→ **WHAT IS ASKED**
Check each line of the material. Copy those containing "expenses".

Data items
□ □ □

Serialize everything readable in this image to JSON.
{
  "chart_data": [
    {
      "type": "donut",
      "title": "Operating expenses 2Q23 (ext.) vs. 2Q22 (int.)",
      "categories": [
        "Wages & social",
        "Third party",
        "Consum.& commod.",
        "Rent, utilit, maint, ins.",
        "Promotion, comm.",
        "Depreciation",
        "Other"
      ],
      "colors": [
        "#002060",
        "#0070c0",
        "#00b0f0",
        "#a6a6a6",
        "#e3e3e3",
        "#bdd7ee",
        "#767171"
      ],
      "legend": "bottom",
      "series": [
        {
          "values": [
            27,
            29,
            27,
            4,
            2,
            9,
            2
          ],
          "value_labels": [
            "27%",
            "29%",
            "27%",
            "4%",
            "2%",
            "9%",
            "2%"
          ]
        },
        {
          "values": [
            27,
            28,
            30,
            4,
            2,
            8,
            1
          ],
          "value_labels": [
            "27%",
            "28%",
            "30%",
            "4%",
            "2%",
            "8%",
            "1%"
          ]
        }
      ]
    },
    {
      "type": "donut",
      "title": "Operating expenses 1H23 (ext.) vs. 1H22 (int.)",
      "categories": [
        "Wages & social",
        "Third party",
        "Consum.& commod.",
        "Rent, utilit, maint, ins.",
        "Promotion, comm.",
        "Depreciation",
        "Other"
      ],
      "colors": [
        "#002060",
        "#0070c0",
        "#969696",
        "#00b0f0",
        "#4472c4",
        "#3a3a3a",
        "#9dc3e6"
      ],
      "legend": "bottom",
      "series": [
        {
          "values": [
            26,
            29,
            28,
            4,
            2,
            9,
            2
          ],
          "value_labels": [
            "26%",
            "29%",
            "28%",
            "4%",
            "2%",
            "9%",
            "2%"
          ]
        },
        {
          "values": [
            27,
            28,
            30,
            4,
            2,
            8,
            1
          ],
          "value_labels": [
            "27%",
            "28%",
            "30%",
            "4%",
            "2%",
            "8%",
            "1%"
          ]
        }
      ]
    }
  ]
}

□ □ □

→ **CORRECT ANSWER**
      "title": "Operating expenses 2Q23 (ext.) vs. 2Q22 (int.)",
      "title": "Operating expenses 1H23 (ext.) vs. 1H22 (int.)",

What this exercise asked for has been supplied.